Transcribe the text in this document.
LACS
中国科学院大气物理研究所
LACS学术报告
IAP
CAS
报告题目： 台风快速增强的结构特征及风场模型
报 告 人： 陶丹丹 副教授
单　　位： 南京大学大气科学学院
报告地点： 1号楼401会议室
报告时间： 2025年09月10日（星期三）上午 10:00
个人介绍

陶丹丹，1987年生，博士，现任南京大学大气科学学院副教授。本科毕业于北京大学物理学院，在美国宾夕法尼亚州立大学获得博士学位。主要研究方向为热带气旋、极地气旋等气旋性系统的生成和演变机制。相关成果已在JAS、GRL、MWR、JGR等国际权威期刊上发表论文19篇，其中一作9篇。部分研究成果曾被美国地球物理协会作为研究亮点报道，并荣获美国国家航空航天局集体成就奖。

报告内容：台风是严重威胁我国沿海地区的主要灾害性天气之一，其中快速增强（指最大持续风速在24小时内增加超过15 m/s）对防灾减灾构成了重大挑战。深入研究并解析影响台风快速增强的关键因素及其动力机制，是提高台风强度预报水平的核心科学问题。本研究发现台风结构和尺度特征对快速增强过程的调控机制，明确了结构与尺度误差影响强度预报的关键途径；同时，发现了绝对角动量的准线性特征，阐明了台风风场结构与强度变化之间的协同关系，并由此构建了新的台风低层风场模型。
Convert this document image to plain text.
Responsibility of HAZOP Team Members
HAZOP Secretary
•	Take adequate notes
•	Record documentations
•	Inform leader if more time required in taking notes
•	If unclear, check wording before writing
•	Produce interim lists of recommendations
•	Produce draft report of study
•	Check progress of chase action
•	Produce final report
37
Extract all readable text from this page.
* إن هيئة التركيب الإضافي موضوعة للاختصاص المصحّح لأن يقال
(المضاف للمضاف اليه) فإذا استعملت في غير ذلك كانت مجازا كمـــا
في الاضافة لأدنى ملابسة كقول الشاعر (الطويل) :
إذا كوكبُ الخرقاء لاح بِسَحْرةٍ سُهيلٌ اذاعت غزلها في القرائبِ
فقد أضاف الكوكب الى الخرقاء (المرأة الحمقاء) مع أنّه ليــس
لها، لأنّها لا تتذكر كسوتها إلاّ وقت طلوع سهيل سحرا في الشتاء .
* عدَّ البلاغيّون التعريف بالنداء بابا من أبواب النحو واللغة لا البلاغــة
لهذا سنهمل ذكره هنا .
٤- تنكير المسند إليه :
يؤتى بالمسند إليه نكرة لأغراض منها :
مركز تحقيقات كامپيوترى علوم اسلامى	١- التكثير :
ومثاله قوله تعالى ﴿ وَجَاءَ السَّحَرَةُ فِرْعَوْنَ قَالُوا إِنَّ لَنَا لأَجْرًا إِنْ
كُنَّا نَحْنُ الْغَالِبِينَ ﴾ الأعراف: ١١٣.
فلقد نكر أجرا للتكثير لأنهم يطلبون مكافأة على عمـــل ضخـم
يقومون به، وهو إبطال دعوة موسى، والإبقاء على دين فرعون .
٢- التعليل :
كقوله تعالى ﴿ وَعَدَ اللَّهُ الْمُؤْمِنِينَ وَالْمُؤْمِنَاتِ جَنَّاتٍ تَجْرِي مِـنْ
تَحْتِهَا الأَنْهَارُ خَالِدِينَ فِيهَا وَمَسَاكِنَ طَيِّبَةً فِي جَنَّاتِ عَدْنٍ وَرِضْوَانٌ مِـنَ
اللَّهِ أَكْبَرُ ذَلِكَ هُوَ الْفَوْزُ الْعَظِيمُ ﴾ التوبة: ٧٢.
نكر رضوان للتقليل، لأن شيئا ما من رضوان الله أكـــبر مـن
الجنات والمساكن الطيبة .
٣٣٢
------------------------------------
State how many lines in the records above contain the word "إليه", giving only the number.

2